Dataset excerpt:

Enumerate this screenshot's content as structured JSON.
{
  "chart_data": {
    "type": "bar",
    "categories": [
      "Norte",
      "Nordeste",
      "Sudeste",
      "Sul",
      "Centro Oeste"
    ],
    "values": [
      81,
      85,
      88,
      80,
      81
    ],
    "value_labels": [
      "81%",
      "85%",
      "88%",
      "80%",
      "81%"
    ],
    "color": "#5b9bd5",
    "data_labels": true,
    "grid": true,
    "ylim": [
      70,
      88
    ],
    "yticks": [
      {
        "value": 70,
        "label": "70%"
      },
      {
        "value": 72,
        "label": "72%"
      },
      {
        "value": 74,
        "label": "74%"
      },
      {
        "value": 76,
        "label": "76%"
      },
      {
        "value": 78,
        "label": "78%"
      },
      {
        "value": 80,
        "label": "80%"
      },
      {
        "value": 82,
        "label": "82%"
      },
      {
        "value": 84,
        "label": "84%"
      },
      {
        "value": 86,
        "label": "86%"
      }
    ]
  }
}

- **WHAT THE EXERCISE ASKS**
Output each record precisely as given.

- **ANSWER IN FULL**
Enumerate this screenshot's content as structured JSON.
{
  "chart_data": {
    "type": "bar",
    "categories": [
      "Norte",
      "Nordeste",
      "Sudeste",
      "Sul",
      "Centro Oeste"
    ],
    "values": [
      81,
      85,
      88,
      80,
      81
    ],
    "value_labels": [
      "81%",
      "85%",
      "88%",
      "80%",
      "81%"
    ],
    "color": "#5b9bd5",
    "data_labels": true,
    "grid": true,
    "ylim": [
      70,
      88
    ],
    "yticks": [
      {
        "value": 70,
        "label": "70%"
      },
      {
        "value": 72,
        "label": "72%"
      },
      {
        "value": 74,
        "label": "74%"
      },
      {
        "value": 76,
        "label": "76%"
      },
      {
        "value": 78,
        "label": "78%"
      },
      {
        "value": 80,
        "label": "80%"
      },
      {
        "value": 82,
        "label": "82%"
      },
      {
        "value": 84,
        "label": "84%"
      },
      {
        "value": 86,
        "label": "86%"
      }
    ]
  }
}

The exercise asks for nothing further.